[Data items]
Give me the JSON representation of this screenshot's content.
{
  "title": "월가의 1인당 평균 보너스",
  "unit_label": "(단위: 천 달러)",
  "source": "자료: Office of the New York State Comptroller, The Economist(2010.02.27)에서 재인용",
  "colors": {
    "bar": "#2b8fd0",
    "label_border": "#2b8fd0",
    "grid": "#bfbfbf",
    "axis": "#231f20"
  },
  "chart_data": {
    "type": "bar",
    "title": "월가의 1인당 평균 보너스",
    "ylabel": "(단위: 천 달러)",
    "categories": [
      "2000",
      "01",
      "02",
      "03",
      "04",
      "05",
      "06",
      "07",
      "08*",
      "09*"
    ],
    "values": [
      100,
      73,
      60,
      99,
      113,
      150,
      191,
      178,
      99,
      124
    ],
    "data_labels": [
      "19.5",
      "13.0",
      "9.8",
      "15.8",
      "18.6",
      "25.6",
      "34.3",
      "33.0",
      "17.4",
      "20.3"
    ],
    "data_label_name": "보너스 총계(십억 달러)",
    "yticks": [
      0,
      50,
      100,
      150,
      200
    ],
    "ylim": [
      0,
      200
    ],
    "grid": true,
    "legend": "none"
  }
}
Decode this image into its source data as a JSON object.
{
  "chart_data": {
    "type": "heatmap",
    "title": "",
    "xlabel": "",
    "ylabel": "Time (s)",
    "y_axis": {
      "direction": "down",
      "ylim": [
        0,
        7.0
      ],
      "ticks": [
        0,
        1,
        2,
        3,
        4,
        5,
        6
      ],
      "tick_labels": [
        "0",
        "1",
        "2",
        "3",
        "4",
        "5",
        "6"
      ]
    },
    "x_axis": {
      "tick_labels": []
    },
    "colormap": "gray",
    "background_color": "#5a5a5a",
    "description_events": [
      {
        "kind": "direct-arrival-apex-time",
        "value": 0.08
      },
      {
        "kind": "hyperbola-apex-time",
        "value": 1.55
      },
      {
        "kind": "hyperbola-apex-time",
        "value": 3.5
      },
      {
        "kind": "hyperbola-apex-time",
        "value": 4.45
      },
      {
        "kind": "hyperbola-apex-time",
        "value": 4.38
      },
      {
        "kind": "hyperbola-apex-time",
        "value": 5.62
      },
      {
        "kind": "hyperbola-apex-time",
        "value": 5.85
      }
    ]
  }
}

== What is being asked ==
Report all lines of the material that contain the word "source".

== Answer to the task ==
  "source": "자료: Office of the New York State Comptroller, The Economist(2010.02.27)에서 재인용",
Decode this image into its source data as a JSON object.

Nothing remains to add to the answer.